Selected text:
# Surfside Jetties or Mouth of Brazos



## texcotton (Aug 21, 2009)

Looking to take kids fishing this weekend. Anyone have a report on the surfside jetties or the mouth of the river? I was planning on fishing the jetties on Quianta and then moving to the mouth. Also, what bait is everyone using.


----------



## Solodaddio (Mar 22, 2014)

Mouth of Brazos is no place for children. I don't fish that particular area even on calm days.


----------



## Goose Lover (Jan 23, 2012)

Mouth of the Brazos is no place for anyone without a flotation device. That includes adults and children. 

It can be a very deceiving and dangerous place. 

People drown there every year despite the billboard sized signs about how dangerous it is.


----------



## iamatt (Aug 28, 2012)

Direction A: In the thread, what does Goose Lover say happens at the mouth of the Brazos every year?
Direction B: Copy the thread from "Looking to take" to "is everyone using.", swapping "kids" for "my nephews".
The data after this point isn't needed for anything here.

Entries:
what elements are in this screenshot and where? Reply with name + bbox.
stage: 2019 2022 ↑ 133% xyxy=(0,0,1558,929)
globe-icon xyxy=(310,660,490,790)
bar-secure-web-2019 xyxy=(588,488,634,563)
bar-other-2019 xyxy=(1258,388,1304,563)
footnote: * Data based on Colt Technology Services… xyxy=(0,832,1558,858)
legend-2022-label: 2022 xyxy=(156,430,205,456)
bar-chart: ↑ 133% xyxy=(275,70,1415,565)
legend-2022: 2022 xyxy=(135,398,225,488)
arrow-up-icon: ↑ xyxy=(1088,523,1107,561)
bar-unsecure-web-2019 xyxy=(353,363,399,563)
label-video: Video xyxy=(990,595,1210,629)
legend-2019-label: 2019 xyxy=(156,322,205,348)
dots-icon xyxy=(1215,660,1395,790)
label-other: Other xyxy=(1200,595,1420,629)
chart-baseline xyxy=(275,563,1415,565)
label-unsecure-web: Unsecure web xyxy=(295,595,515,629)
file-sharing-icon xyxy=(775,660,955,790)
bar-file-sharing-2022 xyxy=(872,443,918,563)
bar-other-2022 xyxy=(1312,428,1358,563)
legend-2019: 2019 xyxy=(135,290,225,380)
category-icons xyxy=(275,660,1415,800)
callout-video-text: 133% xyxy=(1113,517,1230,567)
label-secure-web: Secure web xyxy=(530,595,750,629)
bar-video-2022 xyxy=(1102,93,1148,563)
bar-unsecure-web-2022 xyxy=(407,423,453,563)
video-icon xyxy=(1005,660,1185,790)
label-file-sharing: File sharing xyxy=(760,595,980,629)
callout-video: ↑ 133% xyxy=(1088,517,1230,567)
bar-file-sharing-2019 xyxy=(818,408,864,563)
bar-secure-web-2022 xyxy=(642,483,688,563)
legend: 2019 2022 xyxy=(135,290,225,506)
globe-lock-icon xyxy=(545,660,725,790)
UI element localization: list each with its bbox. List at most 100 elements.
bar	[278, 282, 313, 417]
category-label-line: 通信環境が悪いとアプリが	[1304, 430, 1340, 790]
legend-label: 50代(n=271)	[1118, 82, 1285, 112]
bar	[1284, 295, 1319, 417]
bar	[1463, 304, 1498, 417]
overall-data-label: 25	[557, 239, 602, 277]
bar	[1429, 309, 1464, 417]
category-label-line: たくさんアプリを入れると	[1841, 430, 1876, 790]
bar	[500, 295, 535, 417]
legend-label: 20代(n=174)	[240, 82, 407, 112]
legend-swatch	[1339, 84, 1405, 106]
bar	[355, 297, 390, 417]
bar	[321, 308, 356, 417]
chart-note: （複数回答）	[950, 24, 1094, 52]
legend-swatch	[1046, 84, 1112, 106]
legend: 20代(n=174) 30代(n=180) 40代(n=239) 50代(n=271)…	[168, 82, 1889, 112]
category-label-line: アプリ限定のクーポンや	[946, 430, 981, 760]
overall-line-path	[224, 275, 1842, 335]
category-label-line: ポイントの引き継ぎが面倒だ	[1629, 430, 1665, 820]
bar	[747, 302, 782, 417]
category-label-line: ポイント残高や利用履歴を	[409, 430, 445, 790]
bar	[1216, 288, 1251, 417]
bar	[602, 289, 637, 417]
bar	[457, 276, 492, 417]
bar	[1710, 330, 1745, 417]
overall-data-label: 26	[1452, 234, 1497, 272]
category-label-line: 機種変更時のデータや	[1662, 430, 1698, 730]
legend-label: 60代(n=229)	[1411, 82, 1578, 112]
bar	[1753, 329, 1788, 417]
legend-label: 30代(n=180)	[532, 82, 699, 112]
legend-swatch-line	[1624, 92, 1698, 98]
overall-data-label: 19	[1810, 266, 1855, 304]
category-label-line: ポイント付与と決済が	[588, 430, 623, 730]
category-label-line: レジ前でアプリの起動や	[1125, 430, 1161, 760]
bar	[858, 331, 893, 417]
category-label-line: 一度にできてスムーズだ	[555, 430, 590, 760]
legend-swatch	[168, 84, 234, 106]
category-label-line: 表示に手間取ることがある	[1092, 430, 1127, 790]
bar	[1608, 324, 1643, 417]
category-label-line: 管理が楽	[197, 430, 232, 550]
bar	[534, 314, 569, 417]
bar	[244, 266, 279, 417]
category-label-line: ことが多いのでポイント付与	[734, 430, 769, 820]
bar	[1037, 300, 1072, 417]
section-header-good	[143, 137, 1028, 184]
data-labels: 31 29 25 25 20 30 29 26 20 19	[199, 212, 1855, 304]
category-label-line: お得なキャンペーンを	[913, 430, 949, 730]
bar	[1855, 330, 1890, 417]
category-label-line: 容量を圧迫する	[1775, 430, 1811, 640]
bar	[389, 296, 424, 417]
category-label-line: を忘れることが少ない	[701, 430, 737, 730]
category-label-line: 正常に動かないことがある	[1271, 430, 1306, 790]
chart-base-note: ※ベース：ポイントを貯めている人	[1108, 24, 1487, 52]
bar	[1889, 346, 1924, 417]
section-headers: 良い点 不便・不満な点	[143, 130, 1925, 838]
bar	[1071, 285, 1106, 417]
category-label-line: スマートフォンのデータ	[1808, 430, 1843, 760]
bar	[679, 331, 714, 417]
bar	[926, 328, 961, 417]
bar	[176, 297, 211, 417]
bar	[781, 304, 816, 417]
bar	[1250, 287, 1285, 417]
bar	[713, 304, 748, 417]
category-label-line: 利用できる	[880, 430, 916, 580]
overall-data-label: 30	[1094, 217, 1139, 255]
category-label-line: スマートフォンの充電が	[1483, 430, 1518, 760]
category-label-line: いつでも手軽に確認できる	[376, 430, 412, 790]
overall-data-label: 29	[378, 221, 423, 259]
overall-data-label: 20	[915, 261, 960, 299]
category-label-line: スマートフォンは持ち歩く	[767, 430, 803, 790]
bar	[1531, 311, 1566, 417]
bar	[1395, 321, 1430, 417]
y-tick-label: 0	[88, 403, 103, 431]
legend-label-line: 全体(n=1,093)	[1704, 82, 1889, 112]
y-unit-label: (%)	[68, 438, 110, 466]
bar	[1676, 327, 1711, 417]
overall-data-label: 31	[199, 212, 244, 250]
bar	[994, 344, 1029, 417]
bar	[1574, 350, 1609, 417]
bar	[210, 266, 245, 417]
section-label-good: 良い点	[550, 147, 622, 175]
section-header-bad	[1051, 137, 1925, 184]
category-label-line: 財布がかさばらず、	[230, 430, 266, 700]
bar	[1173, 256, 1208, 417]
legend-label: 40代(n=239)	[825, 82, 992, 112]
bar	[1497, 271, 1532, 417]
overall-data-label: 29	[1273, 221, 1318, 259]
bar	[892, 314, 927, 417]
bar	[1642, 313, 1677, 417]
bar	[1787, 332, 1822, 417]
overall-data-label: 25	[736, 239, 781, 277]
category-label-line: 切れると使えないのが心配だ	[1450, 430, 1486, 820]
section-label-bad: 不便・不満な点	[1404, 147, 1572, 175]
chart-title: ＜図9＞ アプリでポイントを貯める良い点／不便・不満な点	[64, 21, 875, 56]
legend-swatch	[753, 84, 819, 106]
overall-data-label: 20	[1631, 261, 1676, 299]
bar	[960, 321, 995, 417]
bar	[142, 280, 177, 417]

Exercise result A: People drown there every year despite billboard-sized signs warning how dangerous it is.

Exercise result B:
Looking to take my nephews fishing this weekend. Anyone have a report on the surfside jetties or the mouth of the river? I was planning on fishing the jetties on Quianta and then moving to the mouth. Also, what bait is everyone using.